[Stored data]
===============

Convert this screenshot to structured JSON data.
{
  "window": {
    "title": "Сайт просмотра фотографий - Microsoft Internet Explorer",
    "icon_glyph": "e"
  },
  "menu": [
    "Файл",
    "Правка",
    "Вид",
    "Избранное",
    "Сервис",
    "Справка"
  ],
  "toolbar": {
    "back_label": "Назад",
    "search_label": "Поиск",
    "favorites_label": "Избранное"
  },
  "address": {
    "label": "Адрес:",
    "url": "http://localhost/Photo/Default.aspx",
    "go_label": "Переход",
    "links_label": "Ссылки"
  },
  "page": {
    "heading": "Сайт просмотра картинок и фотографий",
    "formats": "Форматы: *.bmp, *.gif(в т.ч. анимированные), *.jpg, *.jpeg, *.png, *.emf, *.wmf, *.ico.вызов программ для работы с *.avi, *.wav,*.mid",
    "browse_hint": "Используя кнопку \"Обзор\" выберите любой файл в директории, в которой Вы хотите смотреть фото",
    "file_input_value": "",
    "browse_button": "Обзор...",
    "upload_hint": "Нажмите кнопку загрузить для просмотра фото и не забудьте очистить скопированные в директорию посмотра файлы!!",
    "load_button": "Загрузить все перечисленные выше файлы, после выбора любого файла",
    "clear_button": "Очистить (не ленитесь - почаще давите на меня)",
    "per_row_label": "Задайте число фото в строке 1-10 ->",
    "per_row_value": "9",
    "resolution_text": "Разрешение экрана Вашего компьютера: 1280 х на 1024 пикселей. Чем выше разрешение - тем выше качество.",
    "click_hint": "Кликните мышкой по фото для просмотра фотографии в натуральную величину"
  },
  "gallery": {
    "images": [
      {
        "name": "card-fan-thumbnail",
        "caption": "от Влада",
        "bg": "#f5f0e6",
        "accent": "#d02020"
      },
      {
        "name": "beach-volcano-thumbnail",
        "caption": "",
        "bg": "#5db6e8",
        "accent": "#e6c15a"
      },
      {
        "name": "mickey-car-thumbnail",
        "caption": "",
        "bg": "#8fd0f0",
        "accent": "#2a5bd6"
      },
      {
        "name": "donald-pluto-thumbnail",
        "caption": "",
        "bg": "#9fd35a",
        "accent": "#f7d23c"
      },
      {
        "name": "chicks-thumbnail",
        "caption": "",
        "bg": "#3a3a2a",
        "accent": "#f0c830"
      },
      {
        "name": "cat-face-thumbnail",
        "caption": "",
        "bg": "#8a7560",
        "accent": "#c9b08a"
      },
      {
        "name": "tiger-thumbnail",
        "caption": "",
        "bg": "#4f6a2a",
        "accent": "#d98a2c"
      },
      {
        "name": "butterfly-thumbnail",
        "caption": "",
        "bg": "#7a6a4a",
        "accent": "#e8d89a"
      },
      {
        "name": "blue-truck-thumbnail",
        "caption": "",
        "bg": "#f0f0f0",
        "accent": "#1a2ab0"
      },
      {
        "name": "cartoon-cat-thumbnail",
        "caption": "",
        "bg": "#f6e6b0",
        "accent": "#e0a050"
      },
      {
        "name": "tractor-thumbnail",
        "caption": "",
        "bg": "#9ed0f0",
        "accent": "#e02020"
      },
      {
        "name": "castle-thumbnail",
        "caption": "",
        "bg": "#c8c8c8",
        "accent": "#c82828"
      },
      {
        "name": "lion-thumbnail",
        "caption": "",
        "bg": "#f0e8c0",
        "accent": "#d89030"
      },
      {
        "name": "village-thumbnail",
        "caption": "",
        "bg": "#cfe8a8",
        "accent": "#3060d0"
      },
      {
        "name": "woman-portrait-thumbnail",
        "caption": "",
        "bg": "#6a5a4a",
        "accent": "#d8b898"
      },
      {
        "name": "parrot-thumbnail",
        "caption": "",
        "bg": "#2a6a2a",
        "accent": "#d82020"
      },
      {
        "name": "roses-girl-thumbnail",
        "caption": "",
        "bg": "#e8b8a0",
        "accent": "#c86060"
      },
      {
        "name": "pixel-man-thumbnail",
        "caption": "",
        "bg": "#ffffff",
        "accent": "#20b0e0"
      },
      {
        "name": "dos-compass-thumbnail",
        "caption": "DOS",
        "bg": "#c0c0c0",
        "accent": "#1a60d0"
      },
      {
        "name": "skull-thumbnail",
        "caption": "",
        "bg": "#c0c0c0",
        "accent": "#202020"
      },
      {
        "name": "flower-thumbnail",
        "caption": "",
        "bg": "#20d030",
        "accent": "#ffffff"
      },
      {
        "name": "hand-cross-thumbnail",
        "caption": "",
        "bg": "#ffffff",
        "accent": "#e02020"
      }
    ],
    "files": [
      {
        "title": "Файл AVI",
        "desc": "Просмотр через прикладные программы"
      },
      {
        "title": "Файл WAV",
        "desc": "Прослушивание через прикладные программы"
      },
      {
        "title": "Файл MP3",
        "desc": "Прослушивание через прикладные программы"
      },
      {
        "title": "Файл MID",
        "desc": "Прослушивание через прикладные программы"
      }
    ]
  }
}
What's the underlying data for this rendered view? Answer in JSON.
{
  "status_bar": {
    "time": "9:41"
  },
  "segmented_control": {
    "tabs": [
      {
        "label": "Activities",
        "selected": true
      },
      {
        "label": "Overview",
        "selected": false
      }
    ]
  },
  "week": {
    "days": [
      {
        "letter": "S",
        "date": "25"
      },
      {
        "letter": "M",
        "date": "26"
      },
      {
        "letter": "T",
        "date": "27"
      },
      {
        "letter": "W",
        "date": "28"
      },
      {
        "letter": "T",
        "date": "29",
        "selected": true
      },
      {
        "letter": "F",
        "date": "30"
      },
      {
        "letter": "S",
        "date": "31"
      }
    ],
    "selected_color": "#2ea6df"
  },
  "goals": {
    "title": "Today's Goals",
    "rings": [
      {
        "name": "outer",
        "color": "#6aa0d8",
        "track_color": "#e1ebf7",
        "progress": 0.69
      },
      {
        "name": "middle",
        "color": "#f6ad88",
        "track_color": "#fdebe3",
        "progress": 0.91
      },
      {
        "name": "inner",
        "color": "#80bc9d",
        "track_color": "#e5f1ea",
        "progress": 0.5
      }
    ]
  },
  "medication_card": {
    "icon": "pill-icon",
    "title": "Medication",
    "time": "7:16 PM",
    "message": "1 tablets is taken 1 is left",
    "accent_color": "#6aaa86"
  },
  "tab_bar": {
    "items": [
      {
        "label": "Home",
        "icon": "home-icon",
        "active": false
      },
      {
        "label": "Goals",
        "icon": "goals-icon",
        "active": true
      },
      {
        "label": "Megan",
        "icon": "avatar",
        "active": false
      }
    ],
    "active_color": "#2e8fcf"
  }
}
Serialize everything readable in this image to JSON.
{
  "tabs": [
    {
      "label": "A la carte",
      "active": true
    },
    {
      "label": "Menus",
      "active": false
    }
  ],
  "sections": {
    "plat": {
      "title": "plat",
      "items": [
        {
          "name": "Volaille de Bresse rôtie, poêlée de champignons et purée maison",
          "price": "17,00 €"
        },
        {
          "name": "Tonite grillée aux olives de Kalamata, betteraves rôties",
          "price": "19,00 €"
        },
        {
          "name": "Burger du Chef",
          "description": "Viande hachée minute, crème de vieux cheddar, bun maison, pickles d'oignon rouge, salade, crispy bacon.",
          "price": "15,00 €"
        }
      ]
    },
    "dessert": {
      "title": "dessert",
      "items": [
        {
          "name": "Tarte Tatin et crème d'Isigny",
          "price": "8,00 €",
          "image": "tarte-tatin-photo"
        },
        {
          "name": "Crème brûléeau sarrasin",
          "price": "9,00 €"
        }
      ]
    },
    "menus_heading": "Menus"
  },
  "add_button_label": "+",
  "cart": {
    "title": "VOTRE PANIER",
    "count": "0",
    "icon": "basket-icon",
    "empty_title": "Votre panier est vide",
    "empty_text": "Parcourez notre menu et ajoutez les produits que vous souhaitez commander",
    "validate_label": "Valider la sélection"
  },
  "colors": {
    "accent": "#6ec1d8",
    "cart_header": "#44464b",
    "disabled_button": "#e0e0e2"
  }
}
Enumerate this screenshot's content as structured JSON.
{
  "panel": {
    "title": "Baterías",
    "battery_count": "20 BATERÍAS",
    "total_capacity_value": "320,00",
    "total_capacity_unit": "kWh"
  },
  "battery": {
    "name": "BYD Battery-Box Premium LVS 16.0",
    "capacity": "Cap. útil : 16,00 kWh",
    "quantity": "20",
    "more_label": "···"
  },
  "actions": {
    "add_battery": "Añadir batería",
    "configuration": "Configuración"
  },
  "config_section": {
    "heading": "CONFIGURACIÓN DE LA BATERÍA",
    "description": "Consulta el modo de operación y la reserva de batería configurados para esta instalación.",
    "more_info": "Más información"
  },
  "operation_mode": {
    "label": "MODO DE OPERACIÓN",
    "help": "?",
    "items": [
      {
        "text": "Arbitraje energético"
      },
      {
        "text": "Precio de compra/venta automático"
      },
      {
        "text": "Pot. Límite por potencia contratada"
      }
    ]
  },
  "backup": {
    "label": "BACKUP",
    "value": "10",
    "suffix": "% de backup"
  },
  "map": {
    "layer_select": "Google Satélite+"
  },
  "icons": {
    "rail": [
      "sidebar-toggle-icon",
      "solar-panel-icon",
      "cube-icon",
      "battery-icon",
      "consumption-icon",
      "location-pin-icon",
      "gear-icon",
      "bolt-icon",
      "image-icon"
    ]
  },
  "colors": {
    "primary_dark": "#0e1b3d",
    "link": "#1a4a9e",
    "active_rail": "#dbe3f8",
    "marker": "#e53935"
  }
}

===============

(Problem to solve)
Select and copy every line of the material that holds the string "maison".

(Correct answer)
          "name": "Volaille de Bresse rôtie, poêlée de champignons et purée maison",
          "description": "Viande hachée minute, crème de vieux cheddar, bun maison, pickles d'oignon rouge, salade, crispy bacon.",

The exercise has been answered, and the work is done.